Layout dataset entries

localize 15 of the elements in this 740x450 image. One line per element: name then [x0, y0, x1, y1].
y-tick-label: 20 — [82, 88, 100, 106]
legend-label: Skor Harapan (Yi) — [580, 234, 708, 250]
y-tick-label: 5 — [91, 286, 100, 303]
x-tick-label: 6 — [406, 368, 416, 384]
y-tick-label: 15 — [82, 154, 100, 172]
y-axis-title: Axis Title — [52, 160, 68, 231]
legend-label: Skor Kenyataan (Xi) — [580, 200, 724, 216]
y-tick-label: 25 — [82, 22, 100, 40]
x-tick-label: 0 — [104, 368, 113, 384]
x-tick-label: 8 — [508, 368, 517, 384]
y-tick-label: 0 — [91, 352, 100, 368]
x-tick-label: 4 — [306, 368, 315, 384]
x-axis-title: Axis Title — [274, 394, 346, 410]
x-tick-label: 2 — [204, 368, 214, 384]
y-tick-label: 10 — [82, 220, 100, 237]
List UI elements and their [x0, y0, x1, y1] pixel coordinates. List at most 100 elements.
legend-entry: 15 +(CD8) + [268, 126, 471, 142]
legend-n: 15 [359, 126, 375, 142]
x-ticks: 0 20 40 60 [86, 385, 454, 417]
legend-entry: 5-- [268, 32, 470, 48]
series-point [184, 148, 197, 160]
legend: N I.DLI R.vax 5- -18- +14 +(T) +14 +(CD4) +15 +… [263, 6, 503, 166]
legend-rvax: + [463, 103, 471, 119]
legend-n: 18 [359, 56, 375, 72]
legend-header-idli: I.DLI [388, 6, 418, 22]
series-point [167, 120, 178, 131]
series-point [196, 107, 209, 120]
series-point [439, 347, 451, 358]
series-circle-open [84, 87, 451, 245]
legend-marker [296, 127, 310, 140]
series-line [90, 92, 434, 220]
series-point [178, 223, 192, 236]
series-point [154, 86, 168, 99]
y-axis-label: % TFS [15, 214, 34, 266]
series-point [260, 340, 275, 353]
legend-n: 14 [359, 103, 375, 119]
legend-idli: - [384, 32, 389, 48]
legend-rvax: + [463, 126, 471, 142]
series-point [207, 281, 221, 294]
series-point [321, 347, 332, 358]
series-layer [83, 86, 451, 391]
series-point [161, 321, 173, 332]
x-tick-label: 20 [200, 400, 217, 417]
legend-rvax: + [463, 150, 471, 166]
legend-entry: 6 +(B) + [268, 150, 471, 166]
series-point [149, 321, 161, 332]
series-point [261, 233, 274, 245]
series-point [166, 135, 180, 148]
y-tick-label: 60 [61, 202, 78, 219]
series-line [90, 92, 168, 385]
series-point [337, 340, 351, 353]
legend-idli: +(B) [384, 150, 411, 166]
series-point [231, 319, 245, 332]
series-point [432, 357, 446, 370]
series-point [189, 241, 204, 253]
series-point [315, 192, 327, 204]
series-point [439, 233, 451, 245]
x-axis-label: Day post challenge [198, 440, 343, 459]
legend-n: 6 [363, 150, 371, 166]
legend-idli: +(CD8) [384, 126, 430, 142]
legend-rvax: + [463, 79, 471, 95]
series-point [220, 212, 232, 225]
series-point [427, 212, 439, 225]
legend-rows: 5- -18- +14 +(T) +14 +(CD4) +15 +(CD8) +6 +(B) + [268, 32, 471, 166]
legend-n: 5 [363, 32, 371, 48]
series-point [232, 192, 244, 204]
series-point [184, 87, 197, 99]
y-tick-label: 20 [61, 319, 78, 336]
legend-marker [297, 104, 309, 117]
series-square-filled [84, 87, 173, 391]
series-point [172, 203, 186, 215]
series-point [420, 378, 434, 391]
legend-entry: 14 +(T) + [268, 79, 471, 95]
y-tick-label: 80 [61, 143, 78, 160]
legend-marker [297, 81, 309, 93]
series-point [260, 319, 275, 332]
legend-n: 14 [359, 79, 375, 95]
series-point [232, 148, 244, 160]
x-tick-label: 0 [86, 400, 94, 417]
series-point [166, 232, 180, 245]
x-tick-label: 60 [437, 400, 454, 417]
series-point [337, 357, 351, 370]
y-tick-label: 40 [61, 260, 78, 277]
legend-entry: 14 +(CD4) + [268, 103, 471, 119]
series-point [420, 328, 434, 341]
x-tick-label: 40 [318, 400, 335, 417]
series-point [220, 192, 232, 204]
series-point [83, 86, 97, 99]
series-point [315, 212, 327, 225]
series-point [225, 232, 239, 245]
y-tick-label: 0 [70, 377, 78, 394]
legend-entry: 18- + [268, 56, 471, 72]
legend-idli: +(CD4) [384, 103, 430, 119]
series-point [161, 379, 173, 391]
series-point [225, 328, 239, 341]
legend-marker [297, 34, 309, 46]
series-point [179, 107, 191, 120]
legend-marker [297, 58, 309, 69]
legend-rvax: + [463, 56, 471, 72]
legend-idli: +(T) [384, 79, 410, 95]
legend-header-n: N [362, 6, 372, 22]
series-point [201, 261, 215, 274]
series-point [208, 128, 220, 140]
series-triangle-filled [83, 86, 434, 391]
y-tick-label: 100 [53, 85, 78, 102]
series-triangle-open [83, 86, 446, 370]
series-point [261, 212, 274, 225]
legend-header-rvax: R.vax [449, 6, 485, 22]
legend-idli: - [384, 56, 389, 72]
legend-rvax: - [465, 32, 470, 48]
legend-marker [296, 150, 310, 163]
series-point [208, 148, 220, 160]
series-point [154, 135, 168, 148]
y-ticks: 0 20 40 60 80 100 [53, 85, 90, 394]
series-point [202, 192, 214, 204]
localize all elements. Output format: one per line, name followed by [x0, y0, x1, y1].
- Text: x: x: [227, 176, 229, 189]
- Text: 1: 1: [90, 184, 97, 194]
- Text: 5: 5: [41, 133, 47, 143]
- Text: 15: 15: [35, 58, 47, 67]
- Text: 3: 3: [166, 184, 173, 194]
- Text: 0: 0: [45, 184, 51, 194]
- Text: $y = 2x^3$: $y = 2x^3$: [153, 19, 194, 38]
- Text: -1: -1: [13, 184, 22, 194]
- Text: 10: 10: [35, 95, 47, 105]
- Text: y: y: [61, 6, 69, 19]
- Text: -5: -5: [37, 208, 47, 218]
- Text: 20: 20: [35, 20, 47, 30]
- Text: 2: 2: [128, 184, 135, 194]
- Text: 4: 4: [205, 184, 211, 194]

**Requirement**
Extract every line of the listing above and reproduce each one verbatim, keeping the original order.

**The response**
localize 15 of the elements in this 740x450 image. One line per element: name then [x0, y0, x1, y1].
y-tick-label: 20 — [82, 88, 100, 106]
legend-label: Skor Harapan (Yi) — [580, 234, 708, 250]
y-tick-label: 5 — [91, 286, 100, 303]
x-tick-label: 6 — [406, 368, 416, 384]
y-tick-label: 15 — [82, 154, 100, 172]
y-axis-title: Axis Title — [52, 160, 68, 231]
legend-label: Skor Kenyataan (Xi) — [580, 200, 724, 216]
y-tick-label: 25 — [82, 22, 100, 40]
x-tick-label: 0 — [104, 368, 113, 384]
x-tick-label: 8 — [508, 368, 517, 384]
y-tick-label: 0 — [91, 352, 100, 368]
x-tick-label: 4 — [306, 368, 315, 384]
x-axis-title: Axis Title — [274, 394, 346, 410]
x-tick-label: 2 — [204, 368, 214, 384]
y-tick-label: 10 — [82, 220, 100, 237]
List UI elements and their [x0, y0, x1, y1] pixel coordinates. List at most 100 elements.
legend-entry: 15 +(CD8) + [268, 126, 471, 142]
legend-n: 15 [359, 126, 375, 142]
x-ticks: 0 20 40 60 [86, 385, 454, 417]
legend-entry: 5-- [268, 32, 470, 48]
series-point [184, 148, 197, 160]
legend: N I.DLI R.vax 5- -18- +14 +(T) +14 +(CD4) +15 +… [263, 6, 503, 166]
legend-rvax: + [463, 103, 471, 119]
legend-n: 18 [359, 56, 375, 72]
legend-header-idli: I.DLI [388, 6, 418, 22]
series-point [167, 120, 178, 131]
series-point [196, 107, 209, 120]
series-point [439, 347, 451, 358]
series-circle-open [84, 87, 451, 245]
legend-marker [296, 127, 310, 140]
series-line [90, 92, 434, 220]
series-point [178, 223, 192, 236]
series-point [154, 86, 168, 99]
y-axis-label: % TFS [15, 214, 34, 266]
series-point [260, 340, 275, 353]
legend-n: 14 [359, 103, 375, 119]
legend-idli: - [384, 32, 389, 48]
legend-rvax: + [463, 126, 471, 142]
series-point [207, 281, 221, 294]
series-point [321, 347, 332, 358]
series-layer [83, 86, 451, 391]
series-point [161, 321, 173, 332]
x-tick-label: 20 [200, 400, 217, 417]
legend-rvax: + [463, 150, 471, 166]
legend-entry: 6 +(B) + [268, 150, 471, 166]
series-point [149, 321, 161, 332]
series-point [261, 233, 274, 245]
series-point [166, 135, 180, 148]
y-tick-label: 60 [61, 202, 78, 219]
series-line [90, 92, 168, 385]
series-point [337, 340, 351, 353]
legend-idli: +(B) [384, 150, 411, 166]
series-point [231, 319, 245, 332]
series-point [432, 357, 446, 370]
series-point [189, 241, 204, 253]
series-point [315, 192, 327, 204]
series-point [439, 233, 451, 245]
x-axis-label: Day post challenge [198, 440, 343, 459]
legend-n: 6 [363, 150, 371, 166]
legend-idli: +(CD8) [384, 126, 430, 142]
legend-rvax: + [463, 79, 471, 95]
series-point [220, 212, 232, 225]
series-point [427, 212, 439, 225]
legend-rows: 5- -18- +14 +(T) +14 +(CD4) +15 +(CD8) +6 +(B) + [268, 32, 471, 166]
legend-n: 5 [363, 32, 371, 48]
series-point [232, 192, 244, 204]
series-point [184, 87, 197, 99]
y-tick-label: 20 [61, 319, 78, 336]
legend-marker [297, 104, 309, 117]
series-square-filled [84, 87, 173, 391]
series-point [172, 203, 186, 215]
series-point [420, 378, 434, 391]
legend-entry: 14 +(T) + [268, 79, 471, 95]
y-tick-label: 80 [61, 143, 78, 160]
legend-marker [297, 81, 309, 93]
series-point [260, 319, 275, 332]
legend-n: 14 [359, 79, 375, 95]
series-point [232, 148, 244, 160]
x-tick-label: 0 [86, 400, 94, 417]
series-point [166, 232, 180, 245]
x-tick-label: 60 [437, 400, 454, 417]
series-point [337, 357, 351, 370]
y-tick-label: 40 [61, 260, 78, 277]
legend-entry: 14 +(CD4) + [268, 103, 471, 119]
series-point [420, 328, 434, 341]
x-tick-label: 40 [318, 400, 335, 417]
series-point [220, 192, 232, 204]
series-point [83, 86, 97, 99]
series-point [315, 212, 327, 225]
series-point [225, 232, 239, 245]
y-tick-label: 0 [70, 377, 78, 394]
legend-entry: 18- + [268, 56, 471, 72]
legend-idli: +(CD4) [384, 103, 430, 119]
series-point [161, 379, 173, 391]
series-point [225, 328, 239, 341]
legend-marker [297, 34, 309, 46]
series-point [179, 107, 191, 120]
legend-marker [297, 58, 309, 69]
legend-rvax: + [463, 56, 471, 72]
legend-idli: +(T) [384, 79, 410, 95]
legend-header-n: N [362, 6, 372, 22]
series-point [201, 261, 215, 274]
series-point [208, 128, 220, 140]
series-triangle-filled [83, 86, 434, 391]
y-tick-label: 100 [53, 85, 78, 102]
series-triangle-open [83, 86, 446, 370]
series-point [261, 212, 274, 225]
legend-header-rvax: R.vax [449, 6, 485, 22]
legend-idli: - [384, 56, 389, 72]
legend-rvax: - [465, 32, 470, 48]
legend-marker [296, 150, 310, 163]
series-point [208, 148, 220, 160]
series-point [154, 135, 168, 148]
y-ticks: 0 20 40 60 80 100 [53, 85, 90, 394]
series-point [202, 192, 214, 204]
localize all elements. Output format: one per line, name followed by [x0, y0, x1, y1].
- Text: x: x: [227, 176, 229, 189]
- Text: 1: 1: [90, 184, 97, 194]
- Text: 5: 5: [41, 133, 47, 143]
- Text: 15: 15: [35, 58, 47, 67]
- Text: 3: 3: [166, 184, 173, 194]
- Text: 0: 0: [45, 184, 51, 194]
- Text: $y = 2x^3$: $y = 2x^3$: [153, 19, 194, 38]
- Text: -1: -1: [13, 184, 22, 194]
- Text: 10: 10: [35, 95, 47, 105]
- Text: y: y: [61, 6, 69, 19]
- Text: -5: -5: [37, 208, 47, 218]
- Text: 20: 20: [35, 20, 47, 30]
- Text: 2: 2: [128, 184, 135, 194]
- Text: 4: 4: [205, 184, 211, 194]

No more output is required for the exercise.